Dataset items
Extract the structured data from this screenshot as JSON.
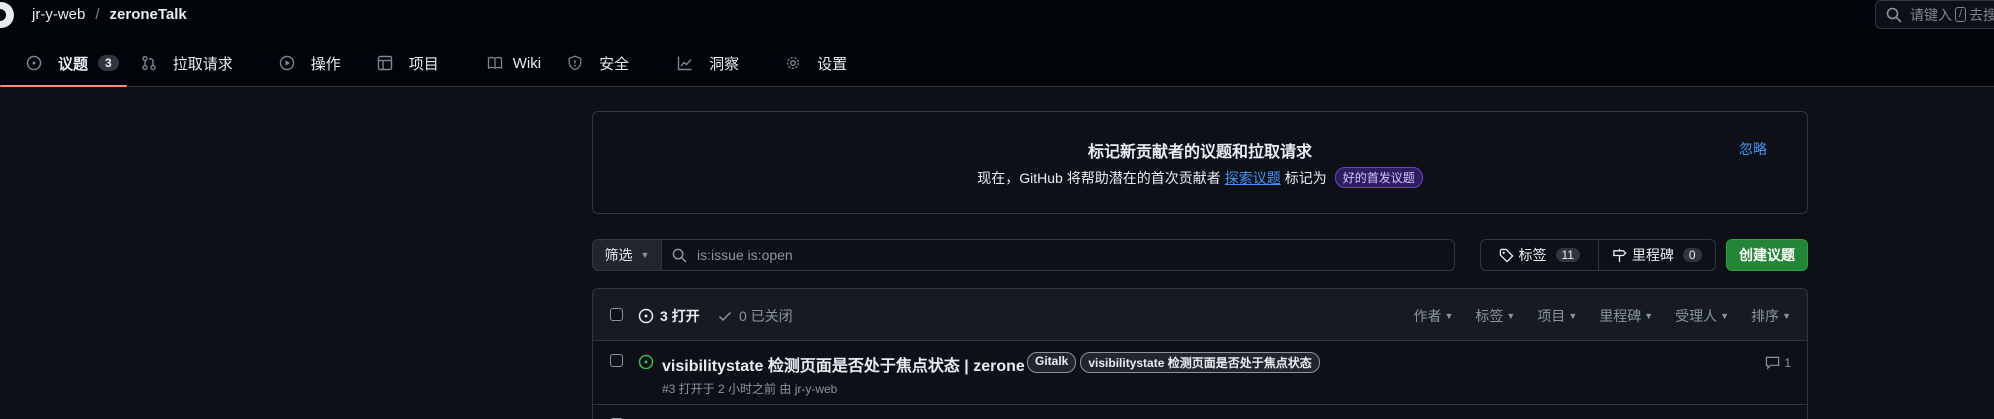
{
  "header": {
    "owner": "jr-y-web",
    "separator": "/",
    "repo": "zeroneTalk",
    "search": {
      "placeholder_before": "请键入",
      "kbd": "/",
      "placeholder_after": "去搜"
    }
  },
  "tabs": [
    {
      "label": "议题",
      "icon": "issue-opened-icon",
      "count": "3",
      "active": true
    },
    {
      "label": "拉取请求",
      "icon": "git-pull-request-icon"
    },
    {
      "label": "操作",
      "icon": "play-icon"
    },
    {
      "label": "项目",
      "icon": "table-icon"
    },
    {
      "label": "Wiki",
      "icon": "book-icon"
    },
    {
      "label": "安全",
      "icon": "shield-icon"
    },
    {
      "label": "洞察",
      "icon": "graph-icon"
    },
    {
      "label": "设置",
      "icon": "gear-icon"
    }
  ],
  "banner": {
    "title": "标记新贡献者的议题和拉取请求",
    "text_before": "现在，GitHub 将帮助潜在的首次贡献者",
    "link": "探索议题",
    "text_after": "标记为",
    "label": "好的首发议题",
    "dismiss": "忽略"
  },
  "filters": {
    "filter_button": "筛选",
    "search_value": "is:issue is:open",
    "labels_button": "标签",
    "labels_count": "11",
    "milestones_button": "里程碑",
    "milestones_count": "0",
    "new_issue": "创建议题"
  },
  "issues_header": {
    "open_label": "3 打开",
    "closed_label": "0 已关闭",
    "sort_menus": [
      "作者",
      "标签",
      "项目",
      "里程碑",
      "受理人",
      "排序"
    ]
  },
  "issues": [
    {
      "title": "visibilitystate 检测页面是否处于焦点状态 | zerone",
      "labels": [
        "Gitalk",
        "visibilitystate 检测页面是否处于焦点状态"
      ],
      "meta": "#3 打开于 2 小时之前 由 jr-y-web",
      "comments": "1"
    }
  ],
  "colors": {
    "background": "#0d1117",
    "header_bg": "#010409",
    "border": "#30363d",
    "accent_underline": "#fd8c73",
    "link": "#4493f8",
    "open_green": "#3fb950",
    "primary_button": "#238636"
  }
}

= DIRECTIVE =
Except for the pictures, give all the material above again verbatim.

= COMPLETE ANSWER =
Extract the structured data from this screenshot as JSON.
{
  "header": {
    "owner": "jr-y-web",
    "separator": "/",
    "repo": "zeroneTalk",
    "search": {
      "placeholder_before": "请键入",
      "kbd": "/",
      "placeholder_after": "去搜"
    }
  },
  "tabs": [
    {
      "label": "议题",
      "icon": "issue-opened-icon",
      "count": "3",
      "active": true
    },
    {
      "label": "拉取请求",
      "icon": "git-pull-request-icon"
    },
    {
      "label": "操作",
      "icon": "play-icon"
    },
    {
      "label": "项目",
      "icon": "table-icon"
    },
    {
      "label": "Wiki",
      "icon": "book-icon"
    },
    {
      "label": "安全",
      "icon": "shield-icon"
    },
    {
      "label": "洞察",
      "icon": "graph-icon"
    },
    {
      "label": "设置",
      "icon": "gear-icon"
    }
  ],
  "banner": {
    "title": "标记新贡献者的议题和拉取请求",
    "text_before": "现在，GitHub 将帮助潜在的首次贡献者",
    "link": "探索议题",
    "text_after": "标记为",
    "label": "好的首发议题",
    "dismiss": "忽略"
  },
  "filters": {
    "filter_button": "筛选",
    "search_value": "is:issue is:open",
    "labels_button": "标签",
    "labels_count": "11",
    "milestones_button": "里程碑",
    "milestones_count": "0",
    "new_issue": "创建议题"
  },
  "issues_header": {
    "open_label": "3 打开",
    "closed_label": "0 已关闭",
    "sort_menus": [
      "作者",
      "标签",
      "项目",
      "里程碑",
      "受理人",
      "排序"
    ]
  },
  "issues": [
    {
      "title": "visibilitystate 检测页面是否处于焦点状态 | zerone",
      "labels": [
        "Gitalk",
        "visibilitystate 检测页面是否处于焦点状态"
      ],
      "meta": "#3 打开于 2 小时之前 由 jr-y-web",
      "comments": "1"
    }
  ],
  "colors": {
    "background": "#0d1117",
    "header_bg": "#010409",
    "border": "#30363d",
    "accent_underline": "#fd8c73",
    "link": "#4493f8",
    "open_green": "#3fb950",
    "primary_button": "#238636"
  }
}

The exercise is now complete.